Problem requirements -
Find every line of the listing below where "rainfall" appears, and copy it.

Exercise inputs -
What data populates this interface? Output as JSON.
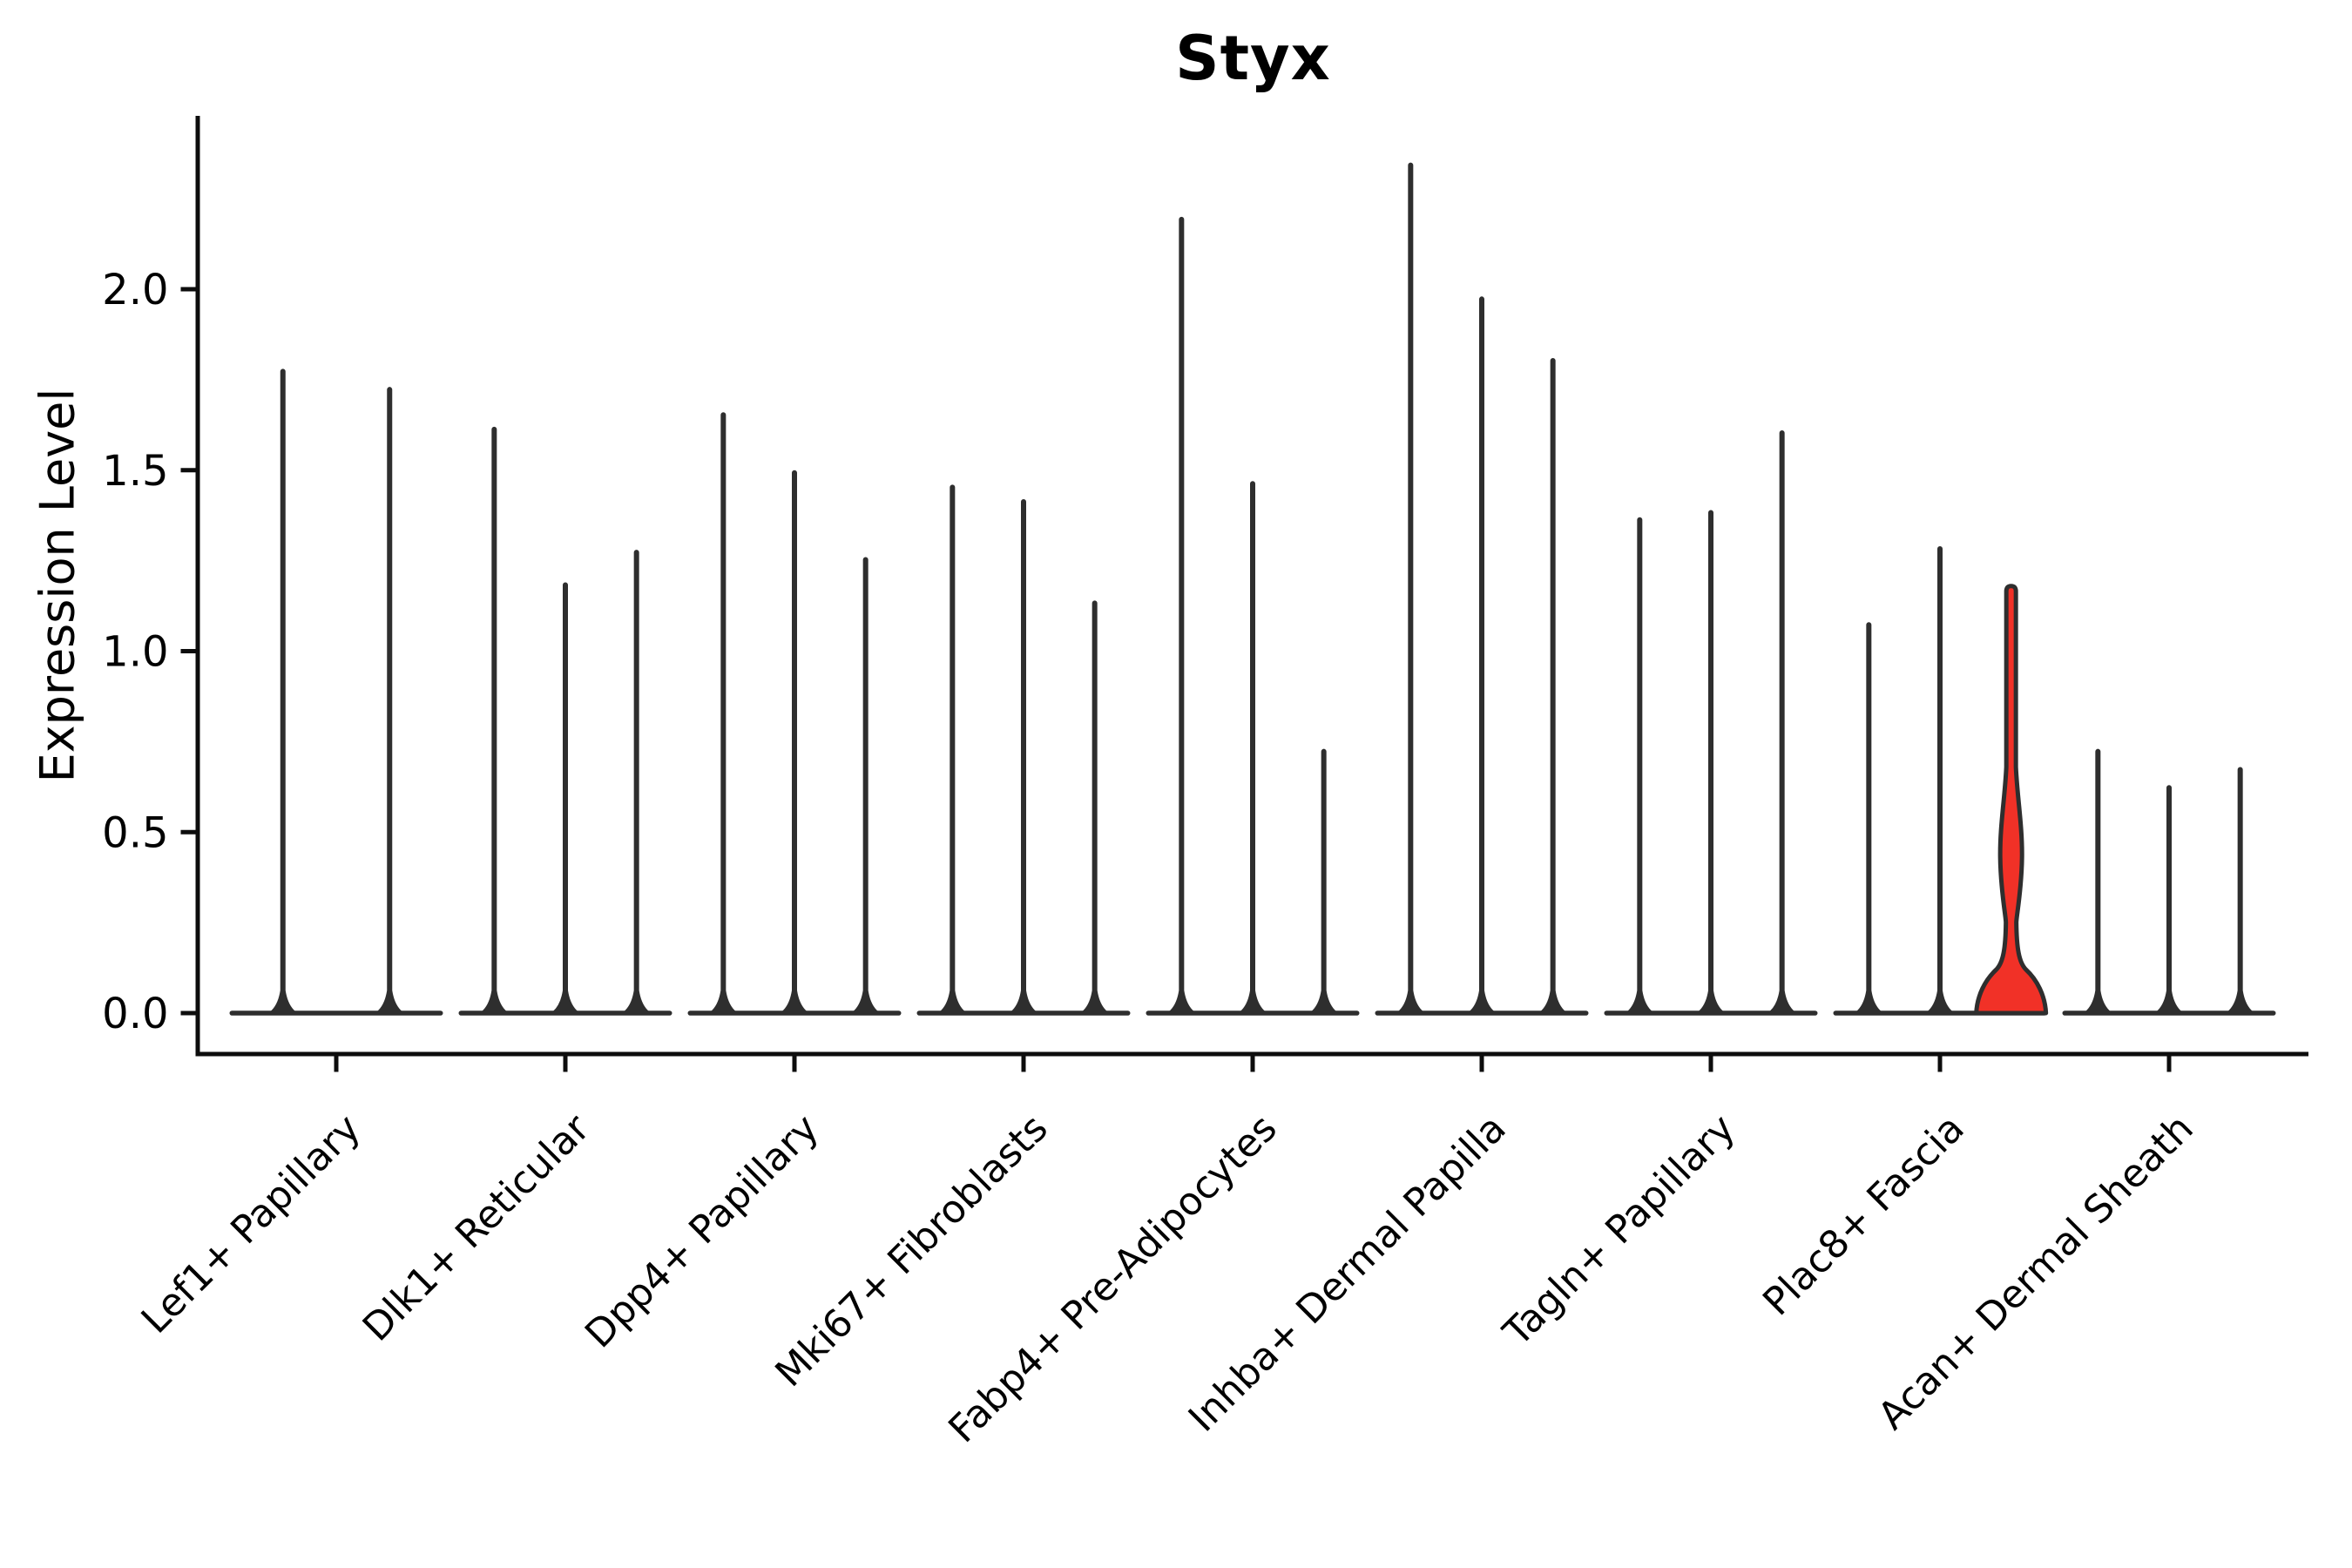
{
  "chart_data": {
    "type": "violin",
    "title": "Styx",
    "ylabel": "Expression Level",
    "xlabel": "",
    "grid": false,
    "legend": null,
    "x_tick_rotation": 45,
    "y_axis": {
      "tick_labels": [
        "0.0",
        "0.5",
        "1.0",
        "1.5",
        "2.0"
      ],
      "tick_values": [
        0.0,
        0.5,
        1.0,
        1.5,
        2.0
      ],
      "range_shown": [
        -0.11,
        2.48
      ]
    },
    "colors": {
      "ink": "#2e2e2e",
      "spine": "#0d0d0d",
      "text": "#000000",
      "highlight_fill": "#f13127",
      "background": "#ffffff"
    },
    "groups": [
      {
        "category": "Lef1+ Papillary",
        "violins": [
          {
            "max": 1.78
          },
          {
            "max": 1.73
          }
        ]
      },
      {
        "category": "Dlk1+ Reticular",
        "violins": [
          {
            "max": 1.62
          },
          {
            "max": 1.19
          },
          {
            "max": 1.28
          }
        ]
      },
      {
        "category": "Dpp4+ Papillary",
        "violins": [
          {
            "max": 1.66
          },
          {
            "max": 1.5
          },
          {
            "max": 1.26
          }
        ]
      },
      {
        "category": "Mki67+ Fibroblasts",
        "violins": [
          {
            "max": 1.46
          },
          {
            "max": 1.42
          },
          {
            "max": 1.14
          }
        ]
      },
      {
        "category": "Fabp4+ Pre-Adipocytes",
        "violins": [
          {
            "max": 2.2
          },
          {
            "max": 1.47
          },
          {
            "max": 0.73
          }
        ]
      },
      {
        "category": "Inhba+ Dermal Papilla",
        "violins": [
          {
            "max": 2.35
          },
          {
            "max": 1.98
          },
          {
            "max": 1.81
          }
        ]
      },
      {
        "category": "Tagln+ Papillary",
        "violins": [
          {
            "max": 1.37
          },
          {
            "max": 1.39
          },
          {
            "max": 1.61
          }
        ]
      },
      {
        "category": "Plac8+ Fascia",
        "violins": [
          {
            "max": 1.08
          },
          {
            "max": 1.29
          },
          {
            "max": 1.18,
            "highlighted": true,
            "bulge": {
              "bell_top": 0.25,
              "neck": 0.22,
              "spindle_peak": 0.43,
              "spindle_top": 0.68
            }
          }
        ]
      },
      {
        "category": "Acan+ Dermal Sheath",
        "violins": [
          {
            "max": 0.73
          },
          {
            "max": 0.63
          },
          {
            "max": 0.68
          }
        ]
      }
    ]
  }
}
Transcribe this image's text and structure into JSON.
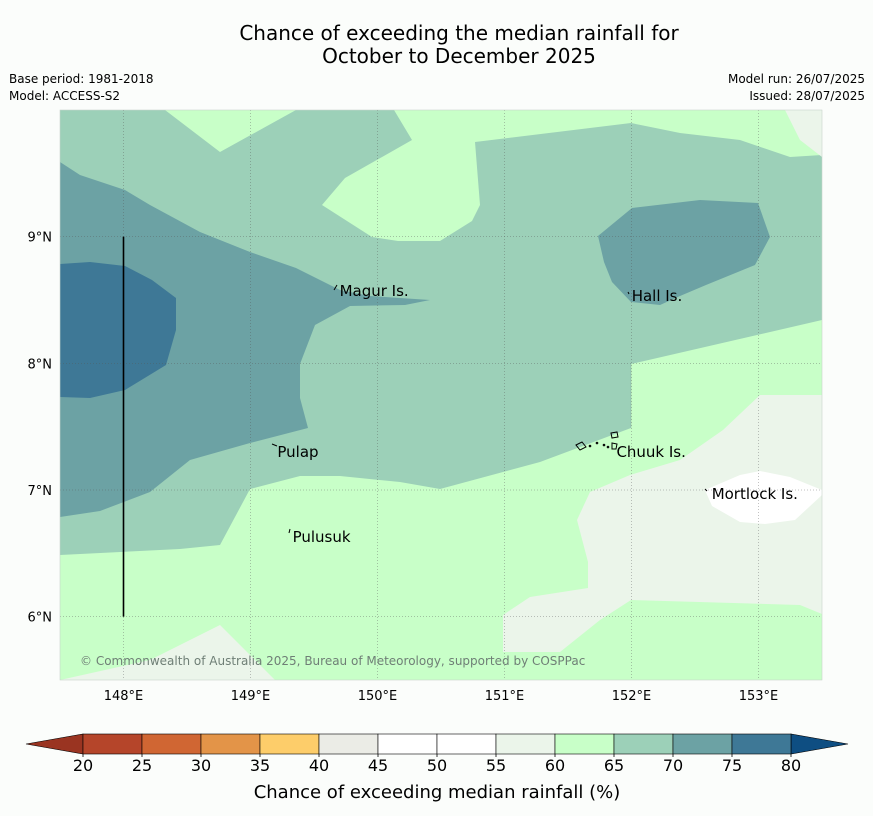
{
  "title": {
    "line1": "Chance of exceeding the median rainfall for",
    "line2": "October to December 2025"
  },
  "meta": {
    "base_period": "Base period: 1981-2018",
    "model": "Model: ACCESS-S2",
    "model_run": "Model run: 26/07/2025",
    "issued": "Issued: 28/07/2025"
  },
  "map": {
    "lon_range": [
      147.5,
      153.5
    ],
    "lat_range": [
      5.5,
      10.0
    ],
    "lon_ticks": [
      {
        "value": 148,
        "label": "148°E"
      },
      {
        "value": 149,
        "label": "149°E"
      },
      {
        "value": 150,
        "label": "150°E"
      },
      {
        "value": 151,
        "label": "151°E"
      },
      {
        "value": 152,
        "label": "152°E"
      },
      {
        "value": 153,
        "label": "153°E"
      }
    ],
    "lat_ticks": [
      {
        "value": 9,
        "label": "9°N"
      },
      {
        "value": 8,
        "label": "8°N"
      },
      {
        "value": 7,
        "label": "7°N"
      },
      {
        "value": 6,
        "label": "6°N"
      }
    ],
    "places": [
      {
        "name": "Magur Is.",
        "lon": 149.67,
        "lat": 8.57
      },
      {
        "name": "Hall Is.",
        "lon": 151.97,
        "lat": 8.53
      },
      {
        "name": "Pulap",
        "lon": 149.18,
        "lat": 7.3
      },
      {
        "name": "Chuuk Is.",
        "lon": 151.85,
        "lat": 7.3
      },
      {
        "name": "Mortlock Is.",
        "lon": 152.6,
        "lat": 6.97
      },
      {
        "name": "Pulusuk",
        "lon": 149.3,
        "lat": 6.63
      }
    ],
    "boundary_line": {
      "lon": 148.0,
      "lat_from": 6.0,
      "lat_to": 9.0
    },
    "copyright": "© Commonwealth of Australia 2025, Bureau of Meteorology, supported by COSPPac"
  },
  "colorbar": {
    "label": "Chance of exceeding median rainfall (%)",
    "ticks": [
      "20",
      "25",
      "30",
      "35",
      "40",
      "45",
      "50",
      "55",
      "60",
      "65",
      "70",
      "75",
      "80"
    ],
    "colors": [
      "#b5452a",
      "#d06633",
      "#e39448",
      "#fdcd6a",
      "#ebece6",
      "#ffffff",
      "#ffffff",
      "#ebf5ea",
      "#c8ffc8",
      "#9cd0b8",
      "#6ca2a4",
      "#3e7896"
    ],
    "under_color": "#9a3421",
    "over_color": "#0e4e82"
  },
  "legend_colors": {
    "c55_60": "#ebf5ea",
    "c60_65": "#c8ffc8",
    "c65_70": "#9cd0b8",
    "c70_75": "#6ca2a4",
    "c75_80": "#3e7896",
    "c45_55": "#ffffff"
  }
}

Answer to this problem -
    "line1": "Chance of exceeding the median rainfall for",
    "label": "Chance of exceeding median rainfall (%)",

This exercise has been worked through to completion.